Collected data entries:

..........

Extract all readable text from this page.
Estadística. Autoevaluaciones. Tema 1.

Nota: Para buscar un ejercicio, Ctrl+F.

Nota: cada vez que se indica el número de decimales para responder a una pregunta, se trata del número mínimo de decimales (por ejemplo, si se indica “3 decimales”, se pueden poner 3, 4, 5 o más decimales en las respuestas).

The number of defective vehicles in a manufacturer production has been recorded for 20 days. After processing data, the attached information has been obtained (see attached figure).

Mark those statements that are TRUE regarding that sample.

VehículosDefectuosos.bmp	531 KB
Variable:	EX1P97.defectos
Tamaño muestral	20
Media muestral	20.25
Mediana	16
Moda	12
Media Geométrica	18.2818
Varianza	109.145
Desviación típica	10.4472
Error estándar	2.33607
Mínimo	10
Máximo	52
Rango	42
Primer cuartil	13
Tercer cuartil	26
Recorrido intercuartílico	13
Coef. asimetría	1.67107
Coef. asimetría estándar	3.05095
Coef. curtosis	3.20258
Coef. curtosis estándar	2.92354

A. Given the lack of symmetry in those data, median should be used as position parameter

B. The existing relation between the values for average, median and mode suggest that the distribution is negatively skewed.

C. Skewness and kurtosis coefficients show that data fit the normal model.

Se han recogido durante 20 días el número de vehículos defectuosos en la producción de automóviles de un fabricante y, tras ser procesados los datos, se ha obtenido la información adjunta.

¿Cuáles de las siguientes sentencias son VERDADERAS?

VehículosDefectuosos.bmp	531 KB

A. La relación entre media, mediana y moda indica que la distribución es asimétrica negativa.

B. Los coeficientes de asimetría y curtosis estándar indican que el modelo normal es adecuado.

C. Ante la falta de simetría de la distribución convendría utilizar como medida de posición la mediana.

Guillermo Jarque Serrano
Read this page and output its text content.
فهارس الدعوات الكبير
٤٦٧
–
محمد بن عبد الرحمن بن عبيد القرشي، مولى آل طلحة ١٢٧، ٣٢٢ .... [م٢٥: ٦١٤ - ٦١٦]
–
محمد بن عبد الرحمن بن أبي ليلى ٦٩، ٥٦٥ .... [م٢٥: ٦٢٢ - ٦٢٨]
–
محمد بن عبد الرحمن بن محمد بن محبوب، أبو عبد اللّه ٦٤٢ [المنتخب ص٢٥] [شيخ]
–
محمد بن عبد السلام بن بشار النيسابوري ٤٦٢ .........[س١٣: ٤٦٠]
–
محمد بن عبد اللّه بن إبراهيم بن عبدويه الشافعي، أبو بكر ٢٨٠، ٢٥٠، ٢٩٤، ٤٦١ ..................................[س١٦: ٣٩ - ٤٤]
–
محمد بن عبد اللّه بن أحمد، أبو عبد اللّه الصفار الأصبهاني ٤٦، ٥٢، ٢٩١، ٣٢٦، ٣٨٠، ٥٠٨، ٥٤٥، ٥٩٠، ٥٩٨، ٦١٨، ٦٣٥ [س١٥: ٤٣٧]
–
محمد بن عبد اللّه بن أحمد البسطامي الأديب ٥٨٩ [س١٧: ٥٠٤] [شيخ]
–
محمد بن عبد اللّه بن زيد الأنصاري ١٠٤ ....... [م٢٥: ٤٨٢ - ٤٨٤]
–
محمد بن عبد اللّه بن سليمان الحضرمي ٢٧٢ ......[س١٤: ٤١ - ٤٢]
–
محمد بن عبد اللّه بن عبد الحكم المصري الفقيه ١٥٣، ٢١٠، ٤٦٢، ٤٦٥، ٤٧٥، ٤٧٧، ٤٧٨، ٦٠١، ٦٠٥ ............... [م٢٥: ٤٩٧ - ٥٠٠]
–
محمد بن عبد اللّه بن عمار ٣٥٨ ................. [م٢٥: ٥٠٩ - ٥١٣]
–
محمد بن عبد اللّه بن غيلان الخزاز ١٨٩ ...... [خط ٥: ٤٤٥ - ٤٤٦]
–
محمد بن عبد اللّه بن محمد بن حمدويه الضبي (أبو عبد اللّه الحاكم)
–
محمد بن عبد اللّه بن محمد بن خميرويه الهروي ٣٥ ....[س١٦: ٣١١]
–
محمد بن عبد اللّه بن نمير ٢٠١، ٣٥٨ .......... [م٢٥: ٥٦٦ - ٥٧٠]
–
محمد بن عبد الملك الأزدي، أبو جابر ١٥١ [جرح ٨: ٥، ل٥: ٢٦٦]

..........

- Goal -
All of the entries above must be quoted exactly.

- Task result -
Extract all readable text from this page.
Estadística. Autoevaluaciones. Tema 1.

Nota: Para buscar un ejercicio, Ctrl+F.

Nota: cada vez que se indica el número de decimales para responder a una pregunta, se trata del número mínimo de decimales (por ejemplo, si se indica “3 decimales”, se pueden poner 3, 4, 5 o más decimales en las respuestas).

The number of defective vehicles in a manufacturer production has been recorded for 20 days. After processing data, the attached information has been obtained (see attached figure).

Mark those statements that are TRUE regarding that sample.

VehículosDefectuosos.bmp	531 KB
Variable:	EX1P97.defectos
Tamaño muestral	20
Media muestral	20.25
Mediana	16
Moda	12
Media Geométrica	18.2818
Varianza	109.145
Desviación típica	10.4472
Error estándar	2.33607
Mínimo	10
Máximo	52
Rango	42
Primer cuartil	13
Tercer cuartil	26
Recorrido intercuartílico	13
Coef. asimetría	1.67107
Coef. asimetría estándar	3.05095
Coef. curtosis	3.20258
Coef. curtosis estándar	2.92354

A. Given the lack of symmetry in those data, median should be used as position parameter

B. The existing relation between the values for average, median and mode suggest that the distribution is negatively skewed.

C. Skewness and kurtosis coefficients show that data fit the normal model.

Se han recogido durante 20 días el número de vehículos defectuosos en la producción de automóviles de un fabricante y, tras ser procesados los datos, se ha obtenido la información adjunta.

¿Cuáles de las siguientes sentencias son VERDADERAS?

VehículosDefectuosos.bmp	531 KB

A. La relación entre media, mediana y moda indica que la distribución es asimétrica negativa.

B. Los coeficientes de asimetría y curtosis estándar indican que el modelo normal es adecuado.

C. Ante la falta de simetría de la distribución convendría utilizar como medida de posición la mediana.

Guillermo Jarque Serrano
Read this page and output its text content.
فهارس الدعوات الكبير
٤٦٧
–
محمد بن عبد الرحمن بن عبيد القرشي، مولى آل طلحة ١٢٧، ٣٢٢ .... [م٢٥: ٦١٤ - ٦١٦]
–
محمد بن عبد الرحمن بن أبي ليلى ٦٩، ٥٦٥ .... [م٢٥: ٦٢٢ - ٦٢٨]
–
محمد بن عبد الرحمن بن محمد بن محبوب، أبو عبد اللّه ٦٤٢ [المنتخب ص٢٥] [شيخ]
–
محمد بن عبد السلام بن بشار النيسابوري ٤٦٢ .........[س١٣: ٤٦٠]
–
محمد بن عبد اللّه بن إبراهيم بن عبدويه الشافعي، أبو بكر ٢٨٠، ٢٥٠، ٢٩٤، ٤٦١ ..................................[س١٦: ٣٩ - ٤٤]
–
محمد بن عبد اللّه بن أحمد، أبو عبد اللّه الصفار الأصبهاني ٤٦، ٥٢، ٢٩١، ٣٢٦، ٣٨٠، ٥٠٨، ٥٤٥، ٥٩٠، ٥٩٨، ٦١٨، ٦٣٥ [س١٥: ٤٣٧]
–
محمد بن عبد اللّه بن أحمد البسطامي الأديب ٥٨٩ [س١٧: ٥٠٤] [شيخ]
–
محمد بن عبد اللّه بن زيد الأنصاري ١٠٤ ....... [م٢٥: ٤٨٢ - ٤٨٤]
–
محمد بن عبد اللّه بن سليمان الحضرمي ٢٧٢ ......[س١٤: ٤١ - ٤٢]
–
محمد بن عبد اللّه بن عبد الحكم المصري الفقيه ١٥٣، ٢١٠، ٤٦٢، ٤٦٥، ٤٧٥، ٤٧٧، ٤٧٨، ٦٠١، ٦٠٥ ............... [م٢٥: ٤٩٧ - ٥٠٠]
–
محمد بن عبد اللّه بن عمار ٣٥٨ ................. [م٢٥: ٥٠٩ - ٥١٣]
–
محمد بن عبد اللّه بن غيلان الخزاز ١٨٩ ...... [خط ٥: ٤٤٥ - ٤٤٦]
–
محمد بن عبد اللّه بن محمد بن حمدويه الضبي (أبو عبد اللّه الحاكم)
–
محمد بن عبد اللّه بن محمد بن خميرويه الهروي ٣٥ ....[س١٦: ٣١١]
–
محمد بن عبد اللّه بن نمير ٢٠١، ٣٥٨ .......... [م٢٥: ٥٦٦ - ٥٧٠]
–
محمد بن عبد الملك الأزدي، أبو جابر ١٥١ [جرح ٨: ٥، ل٥: ٢٦٦]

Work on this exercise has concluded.